* **Problem requirements**:
Produce an exact copy of all the records.

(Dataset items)
********
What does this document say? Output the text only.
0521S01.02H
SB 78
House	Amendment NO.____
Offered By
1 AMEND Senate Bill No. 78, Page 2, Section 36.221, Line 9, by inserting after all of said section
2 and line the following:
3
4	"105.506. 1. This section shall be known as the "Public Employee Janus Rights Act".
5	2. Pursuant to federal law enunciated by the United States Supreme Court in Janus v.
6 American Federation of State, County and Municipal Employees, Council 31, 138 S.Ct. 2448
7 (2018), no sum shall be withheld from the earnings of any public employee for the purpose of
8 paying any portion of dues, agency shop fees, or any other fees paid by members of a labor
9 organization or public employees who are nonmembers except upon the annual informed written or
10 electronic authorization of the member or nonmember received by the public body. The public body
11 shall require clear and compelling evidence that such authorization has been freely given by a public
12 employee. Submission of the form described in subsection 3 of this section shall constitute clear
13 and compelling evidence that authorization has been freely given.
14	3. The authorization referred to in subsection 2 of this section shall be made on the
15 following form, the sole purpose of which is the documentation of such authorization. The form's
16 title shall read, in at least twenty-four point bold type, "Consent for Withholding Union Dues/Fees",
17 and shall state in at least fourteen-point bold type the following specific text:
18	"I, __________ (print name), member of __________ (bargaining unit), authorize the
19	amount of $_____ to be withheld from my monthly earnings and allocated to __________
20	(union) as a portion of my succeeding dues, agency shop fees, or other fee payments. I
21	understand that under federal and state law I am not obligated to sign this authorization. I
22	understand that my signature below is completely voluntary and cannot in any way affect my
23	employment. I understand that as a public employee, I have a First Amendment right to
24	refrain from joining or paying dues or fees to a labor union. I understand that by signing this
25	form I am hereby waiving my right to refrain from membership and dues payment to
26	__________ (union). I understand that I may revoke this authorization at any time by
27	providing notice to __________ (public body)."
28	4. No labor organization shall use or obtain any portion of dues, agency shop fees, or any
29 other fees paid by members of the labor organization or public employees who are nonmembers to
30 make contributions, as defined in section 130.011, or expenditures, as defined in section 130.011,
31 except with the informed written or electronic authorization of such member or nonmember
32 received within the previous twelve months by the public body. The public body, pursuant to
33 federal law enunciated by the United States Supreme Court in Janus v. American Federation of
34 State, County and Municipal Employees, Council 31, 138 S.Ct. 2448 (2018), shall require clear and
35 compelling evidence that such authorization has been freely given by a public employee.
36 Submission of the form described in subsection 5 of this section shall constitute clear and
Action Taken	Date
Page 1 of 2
********
* **Task response**:
What does this document say? Output the text only.
0521S01.02H
SB 78
House	Amendment NO.____
Offered By
1 AMEND Senate Bill No. 78, Page 2, Section 36.221, Line 9, by inserting after all of said section
2 and line the following:
3
4	"105.506. 1. This section shall be known as the "Public Employee Janus Rights Act".
5	2. Pursuant to federal law enunciated by the United States Supreme Court in Janus v.
6 American Federation of State, County and Municipal Employees, Council 31, 138 S.Ct. 2448
7 (2018), no sum shall be withheld from the earnings of any public employee for the purpose of
8 paying any portion of dues, agency shop fees, or any other fees paid by members of a labor
9 organization or public employees who are nonmembers except upon the annual informed written or
10 electronic authorization of the member or nonmember received by the public body. The public body
11 shall require clear and compelling evidence that such authorization has been freely given by a public
12 employee. Submission of the form described in subsection 3 of this section shall constitute clear
13 and compelling evidence that authorization has been freely given.
14	3. The authorization referred to in subsection 2 of this section shall be made on the
15 following form, the sole purpose of which is the documentation of such authorization. The form's
16 title shall read, in at least twenty-four point bold type, "Consent for Withholding Union Dues/Fees",
17 and shall state in at least fourteen-point bold type the following specific text:
18	"I, __________ (print name), member of __________ (bargaining unit), authorize the
19	amount of $_____ to be withheld from my monthly earnings and allocated to __________
20	(union) as a portion of my succeeding dues, agency shop fees, or other fee payments. I
21	understand that under federal and state law I am not obligated to sign this authorization. I
22	understand that my signature below is completely voluntary and cannot in any way affect my
23	employment. I understand that as a public employee, I have a First Amendment right to
24	refrain from joining or paying dues or fees to a labor union. I understand that by signing this
25	form I am hereby waiving my right to refrain from membership and dues payment to
26	__________ (union). I understand that I may revoke this authorization at any time by
27	providing notice to __________ (public body)."
28	4. No labor organization shall use or obtain any portion of dues, agency shop fees, or any
29 other fees paid by members of the labor organization or public employees who are nonmembers to
30 make contributions, as defined in section 130.011, or expenditures, as defined in section 130.011,
31 except with the informed written or electronic authorization of such member or nonmember
32 received within the previous twelve months by the public body. The public body, pursuant to
33 federal law enunciated by the United States Supreme Court in Janus v. American Federation of
34 State, County and Municipal Employees, Council 31, 138 S.Ct. 2448 (2018), shall require clear and
35 compelling evidence that such authorization has been freely given by a public employee.
36 Submission of the form described in subsection 5 of this section shall constitute clear and
Action Taken	Date
Page 1 of 2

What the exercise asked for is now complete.